═══ ROWS ═══
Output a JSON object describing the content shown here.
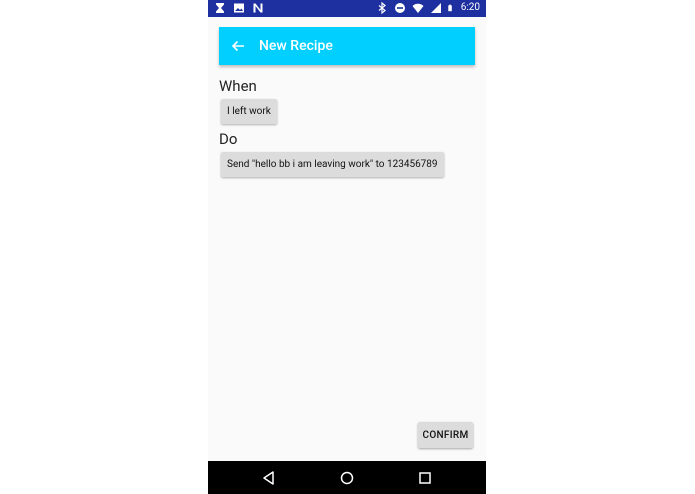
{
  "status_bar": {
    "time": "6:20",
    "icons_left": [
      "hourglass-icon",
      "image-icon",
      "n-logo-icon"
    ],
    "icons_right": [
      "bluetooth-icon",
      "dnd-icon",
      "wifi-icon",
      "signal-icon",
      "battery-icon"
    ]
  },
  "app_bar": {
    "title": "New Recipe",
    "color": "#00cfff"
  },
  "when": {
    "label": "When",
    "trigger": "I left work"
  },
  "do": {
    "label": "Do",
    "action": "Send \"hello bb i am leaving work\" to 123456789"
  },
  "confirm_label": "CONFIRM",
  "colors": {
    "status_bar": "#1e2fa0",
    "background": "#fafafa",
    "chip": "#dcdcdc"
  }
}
═══
═══ ROWS ═══
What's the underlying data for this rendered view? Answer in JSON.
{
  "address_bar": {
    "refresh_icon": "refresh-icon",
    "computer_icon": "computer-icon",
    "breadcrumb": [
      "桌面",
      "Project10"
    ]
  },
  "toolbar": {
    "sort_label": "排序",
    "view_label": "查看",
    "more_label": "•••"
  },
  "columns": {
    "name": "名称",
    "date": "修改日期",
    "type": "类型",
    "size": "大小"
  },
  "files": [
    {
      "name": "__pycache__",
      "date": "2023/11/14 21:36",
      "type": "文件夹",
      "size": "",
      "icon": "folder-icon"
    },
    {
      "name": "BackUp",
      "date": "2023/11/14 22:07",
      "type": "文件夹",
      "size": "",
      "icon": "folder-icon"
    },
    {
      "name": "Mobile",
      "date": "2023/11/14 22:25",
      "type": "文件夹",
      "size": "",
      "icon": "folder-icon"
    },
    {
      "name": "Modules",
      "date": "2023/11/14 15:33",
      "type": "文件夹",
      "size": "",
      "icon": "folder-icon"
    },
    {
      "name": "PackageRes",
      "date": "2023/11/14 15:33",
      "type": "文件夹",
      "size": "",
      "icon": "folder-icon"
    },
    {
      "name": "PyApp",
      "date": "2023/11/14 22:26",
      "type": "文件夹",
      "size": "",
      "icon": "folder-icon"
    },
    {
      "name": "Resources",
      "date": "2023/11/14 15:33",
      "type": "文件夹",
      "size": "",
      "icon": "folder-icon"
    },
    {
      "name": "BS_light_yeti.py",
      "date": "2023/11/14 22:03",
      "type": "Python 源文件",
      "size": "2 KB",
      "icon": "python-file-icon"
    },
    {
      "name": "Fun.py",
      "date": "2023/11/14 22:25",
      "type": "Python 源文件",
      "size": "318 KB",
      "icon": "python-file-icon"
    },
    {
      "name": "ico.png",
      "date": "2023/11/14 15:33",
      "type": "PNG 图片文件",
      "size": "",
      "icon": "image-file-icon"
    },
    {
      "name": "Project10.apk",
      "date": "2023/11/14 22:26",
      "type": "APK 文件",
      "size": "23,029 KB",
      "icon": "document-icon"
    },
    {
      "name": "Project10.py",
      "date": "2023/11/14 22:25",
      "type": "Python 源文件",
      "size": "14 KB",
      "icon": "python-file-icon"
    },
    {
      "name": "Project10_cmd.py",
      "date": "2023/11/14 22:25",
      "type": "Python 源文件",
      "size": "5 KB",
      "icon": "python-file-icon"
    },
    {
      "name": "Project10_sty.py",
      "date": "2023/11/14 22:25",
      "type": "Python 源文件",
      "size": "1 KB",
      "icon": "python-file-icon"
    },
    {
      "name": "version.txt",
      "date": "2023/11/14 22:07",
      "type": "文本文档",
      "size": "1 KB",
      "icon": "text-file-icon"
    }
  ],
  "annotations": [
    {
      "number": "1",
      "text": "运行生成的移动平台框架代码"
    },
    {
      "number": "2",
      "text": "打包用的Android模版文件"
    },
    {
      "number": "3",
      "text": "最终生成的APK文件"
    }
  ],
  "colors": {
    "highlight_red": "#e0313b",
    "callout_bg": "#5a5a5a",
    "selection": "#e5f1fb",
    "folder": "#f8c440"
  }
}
═══
═══ ROWS ═══
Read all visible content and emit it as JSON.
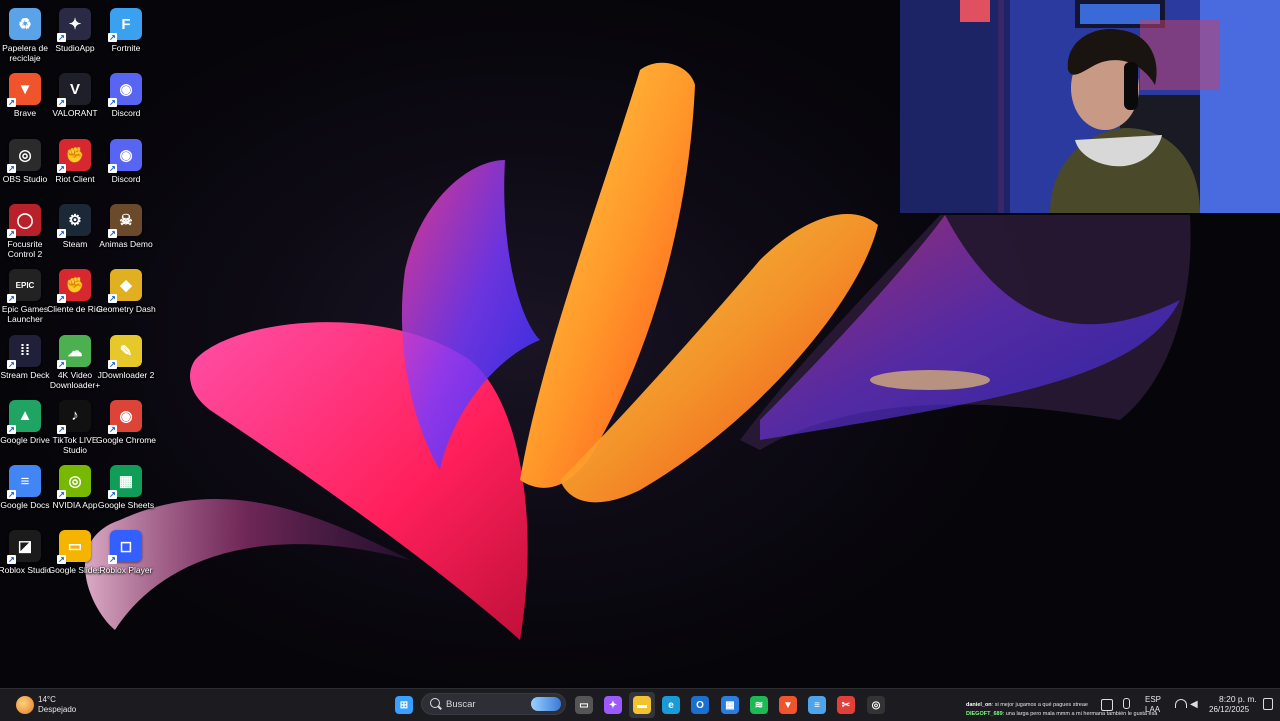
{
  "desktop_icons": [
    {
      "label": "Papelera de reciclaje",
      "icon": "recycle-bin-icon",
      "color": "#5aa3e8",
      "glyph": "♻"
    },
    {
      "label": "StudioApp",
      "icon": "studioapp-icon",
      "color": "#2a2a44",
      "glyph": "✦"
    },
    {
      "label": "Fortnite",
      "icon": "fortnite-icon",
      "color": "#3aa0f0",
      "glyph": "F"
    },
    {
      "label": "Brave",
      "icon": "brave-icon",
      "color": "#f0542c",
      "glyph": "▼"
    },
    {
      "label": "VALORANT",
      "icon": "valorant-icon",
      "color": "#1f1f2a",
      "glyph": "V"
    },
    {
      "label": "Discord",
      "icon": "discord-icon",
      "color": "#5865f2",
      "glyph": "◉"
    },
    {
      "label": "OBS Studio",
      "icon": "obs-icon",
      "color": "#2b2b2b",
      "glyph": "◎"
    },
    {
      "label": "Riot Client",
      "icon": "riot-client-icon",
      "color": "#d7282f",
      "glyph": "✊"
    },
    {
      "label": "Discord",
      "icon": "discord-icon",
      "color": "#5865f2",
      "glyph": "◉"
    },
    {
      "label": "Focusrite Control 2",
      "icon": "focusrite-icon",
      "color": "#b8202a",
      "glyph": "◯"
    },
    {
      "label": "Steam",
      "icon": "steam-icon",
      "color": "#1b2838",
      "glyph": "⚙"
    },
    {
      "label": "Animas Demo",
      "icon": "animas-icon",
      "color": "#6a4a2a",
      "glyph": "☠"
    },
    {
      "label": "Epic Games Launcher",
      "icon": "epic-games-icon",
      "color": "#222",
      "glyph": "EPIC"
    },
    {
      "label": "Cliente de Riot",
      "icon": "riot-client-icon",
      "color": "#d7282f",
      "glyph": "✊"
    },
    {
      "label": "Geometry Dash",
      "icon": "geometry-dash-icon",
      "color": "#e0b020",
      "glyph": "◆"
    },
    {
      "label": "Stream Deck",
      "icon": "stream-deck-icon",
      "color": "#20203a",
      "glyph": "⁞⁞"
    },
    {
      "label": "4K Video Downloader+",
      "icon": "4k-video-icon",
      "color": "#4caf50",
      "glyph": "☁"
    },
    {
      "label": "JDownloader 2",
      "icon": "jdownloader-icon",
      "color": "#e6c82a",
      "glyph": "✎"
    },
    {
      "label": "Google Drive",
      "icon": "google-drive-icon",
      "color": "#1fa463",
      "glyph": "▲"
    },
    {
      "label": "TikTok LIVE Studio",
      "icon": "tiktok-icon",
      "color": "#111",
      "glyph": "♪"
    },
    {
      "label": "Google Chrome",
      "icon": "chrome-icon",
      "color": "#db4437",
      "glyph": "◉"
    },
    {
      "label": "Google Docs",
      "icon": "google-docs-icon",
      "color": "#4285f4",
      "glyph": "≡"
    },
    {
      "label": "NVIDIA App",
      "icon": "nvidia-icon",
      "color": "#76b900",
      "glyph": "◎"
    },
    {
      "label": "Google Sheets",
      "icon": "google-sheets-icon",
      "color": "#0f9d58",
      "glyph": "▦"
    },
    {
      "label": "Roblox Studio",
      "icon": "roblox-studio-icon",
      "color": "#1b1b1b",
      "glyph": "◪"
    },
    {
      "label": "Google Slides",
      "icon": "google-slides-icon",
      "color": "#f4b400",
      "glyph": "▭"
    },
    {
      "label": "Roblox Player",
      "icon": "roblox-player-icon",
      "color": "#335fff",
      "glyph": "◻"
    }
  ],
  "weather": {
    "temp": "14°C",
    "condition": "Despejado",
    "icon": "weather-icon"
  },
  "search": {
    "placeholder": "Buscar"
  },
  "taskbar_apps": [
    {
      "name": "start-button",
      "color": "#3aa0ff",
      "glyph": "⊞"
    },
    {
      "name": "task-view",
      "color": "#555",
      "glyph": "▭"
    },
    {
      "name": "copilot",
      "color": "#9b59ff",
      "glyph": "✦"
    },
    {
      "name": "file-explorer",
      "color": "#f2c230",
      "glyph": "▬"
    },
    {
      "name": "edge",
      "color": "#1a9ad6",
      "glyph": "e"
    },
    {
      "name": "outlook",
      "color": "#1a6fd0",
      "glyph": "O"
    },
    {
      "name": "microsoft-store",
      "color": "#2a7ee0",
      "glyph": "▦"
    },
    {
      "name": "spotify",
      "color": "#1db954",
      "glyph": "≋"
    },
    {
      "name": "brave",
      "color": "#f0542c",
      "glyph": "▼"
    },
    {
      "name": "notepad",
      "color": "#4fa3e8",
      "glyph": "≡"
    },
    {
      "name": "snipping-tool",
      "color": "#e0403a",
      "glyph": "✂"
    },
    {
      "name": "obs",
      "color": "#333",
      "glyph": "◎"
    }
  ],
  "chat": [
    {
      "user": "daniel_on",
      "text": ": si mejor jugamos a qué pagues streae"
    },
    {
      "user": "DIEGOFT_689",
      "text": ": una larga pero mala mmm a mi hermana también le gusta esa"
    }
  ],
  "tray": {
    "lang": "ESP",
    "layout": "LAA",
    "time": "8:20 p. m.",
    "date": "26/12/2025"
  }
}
═══
=== WHAT TO PRODUCE ===
Using the records above, find and show each line with the string "content".

=== RESULT FOR THIS EXERCISE ===
Output a JSON object describing the content shown here.
Read all visible content and emit it as JSON.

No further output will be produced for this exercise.